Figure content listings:
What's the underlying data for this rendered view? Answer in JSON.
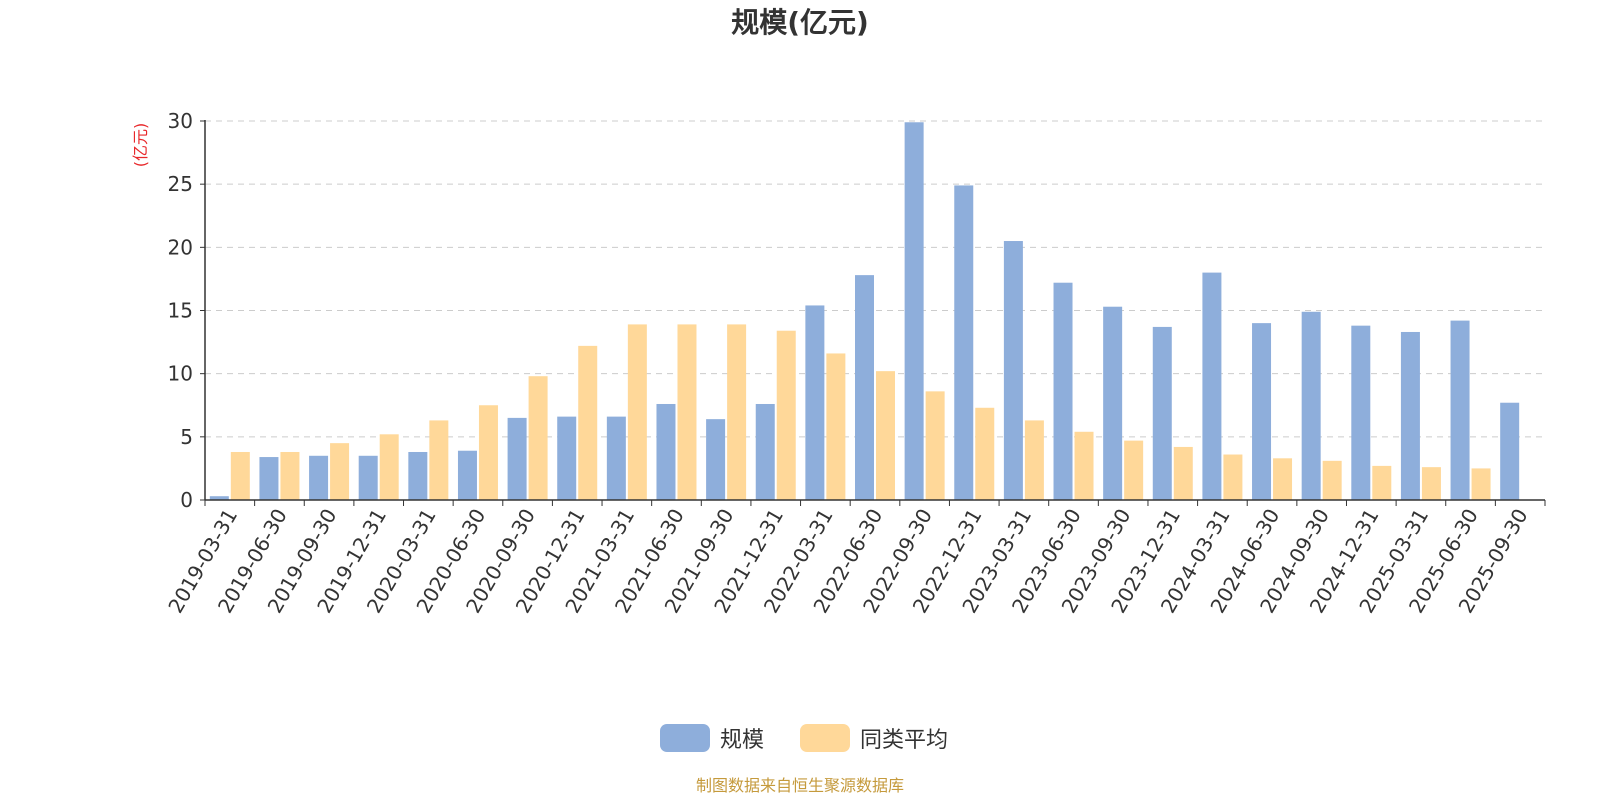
{
  "colors": {
    "primary": "#8EAEDB",
    "average": "#FFD899",
    "unit_label": "#E8282B",
    "source": "#C59A3C",
    "grid": "#CCCCCC",
    "axis": "#333333"
  },
  "chart_data": {
    "type": "bar",
    "title": "规模(亿元)",
    "ylabel": "(亿元)",
    "ylim": [
      0,
      30
    ],
    "yticks": [
      "0",
      "5",
      "10",
      "15",
      "20",
      "25",
      "30"
    ],
    "grid": true,
    "legend_position": "bottom-center",
    "categories": [
      "2019-03-31",
      "2019-06-30",
      "2019-09-30",
      "2019-12-31",
      "2020-03-31",
      "2020-06-30",
      "2020-09-30",
      "2020-12-31",
      "2021-03-31",
      "2021-06-30",
      "2021-09-30",
      "2021-12-31",
      "2022-03-31",
      "2022-06-30",
      "2022-09-30",
      "2022-12-31",
      "2023-03-31",
      "2023-06-30",
      "2023-09-30",
      "2023-12-31",
      "2024-03-31",
      "2024-06-30",
      "2024-09-30",
      "2024-12-31",
      "2025-03-31",
      "2025-06-30",
      "2025-09-30"
    ],
    "series": [
      {
        "name": "规模",
        "values": [
          0.3,
          3.4,
          3.5,
          3.5,
          3.8,
          3.9,
          6.5,
          6.6,
          6.6,
          7.6,
          6.4,
          7.6,
          15.4,
          17.8,
          29.9,
          24.9,
          20.5,
          17.2,
          15.3,
          13.7,
          18.0,
          14.0,
          14.9,
          13.8,
          13.3,
          14.2,
          7.7
        ]
      },
      {
        "name": "同类平均",
        "values": [
          3.8,
          3.8,
          4.5,
          5.2,
          6.3,
          7.5,
          9.8,
          12.2,
          13.9,
          13.9,
          13.9,
          13.4,
          11.6,
          10.2,
          8.6,
          7.3,
          6.3,
          5.4,
          4.7,
          4.2,
          3.6,
          3.3,
          3.1,
          2.7,
          2.6,
          2.5,
          null
        ]
      }
    ]
  },
  "footer": {
    "source": "制图数据来自恒生聚源数据库"
  }
}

* **Task details**: Each line above is to be copied verbatim. Drop any image from the copy.

* **Reply**:
What's the underlying data for this rendered view? Answer in JSON.
{
  "colors": {
    "primary": "#8EAEDB",
    "average": "#FFD899",
    "unit_label": "#E8282B",
    "source": "#C59A3C",
    "grid": "#CCCCCC",
    "axis": "#333333"
  },
  "chart_data": {
    "type": "bar",
    "title": "规模(亿元)",
    "ylabel": "(亿元)",
    "ylim": [
      0,
      30
    ],
    "yticks": [
      "0",
      "5",
      "10",
      "15",
      "20",
      "25",
      "30"
    ],
    "grid": true,
    "legend_position": "bottom-center",
    "categories": [
      "2019-03-31",
      "2019-06-30",
      "2019-09-30",
      "2019-12-31",
      "2020-03-31",
      "2020-06-30",
      "2020-09-30",
      "2020-12-31",
      "2021-03-31",
      "2021-06-30",
      "2021-09-30",
      "2021-12-31",
      "2022-03-31",
      "2022-06-30",
      "2022-09-30",
      "2022-12-31",
      "2023-03-31",
      "2023-06-30",
      "2023-09-30",
      "2023-12-31",
      "2024-03-31",
      "2024-06-30",
      "2024-09-30",
      "2024-12-31",
      "2025-03-31",
      "2025-06-30",
      "2025-09-30"
    ],
    "series": [
      {
        "name": "规模",
        "values": [
          0.3,
          3.4,
          3.5,
          3.5,
          3.8,
          3.9,
          6.5,
          6.6,
          6.6,
          7.6,
          6.4,
          7.6,
          15.4,
          17.8,
          29.9,
          24.9,
          20.5,
          17.2,
          15.3,
          13.7,
          18.0,
          14.0,
          14.9,
          13.8,
          13.3,
          14.2,
          7.7
        ]
      },
      {
        "name": "同类平均",
        "values": [
          3.8,
          3.8,
          4.5,
          5.2,
          6.3,
          7.5,
          9.8,
          12.2,
          13.9,
          13.9,
          13.9,
          13.4,
          11.6,
          10.2,
          8.6,
          7.3,
          6.3,
          5.4,
          4.7,
          4.2,
          3.6,
          3.3,
          3.1,
          2.7,
          2.6,
          2.5,
          null
        ]
      }
    ]
  },
  "footer": {
    "source": "制图数据来自恒生聚源数据库"
  }
}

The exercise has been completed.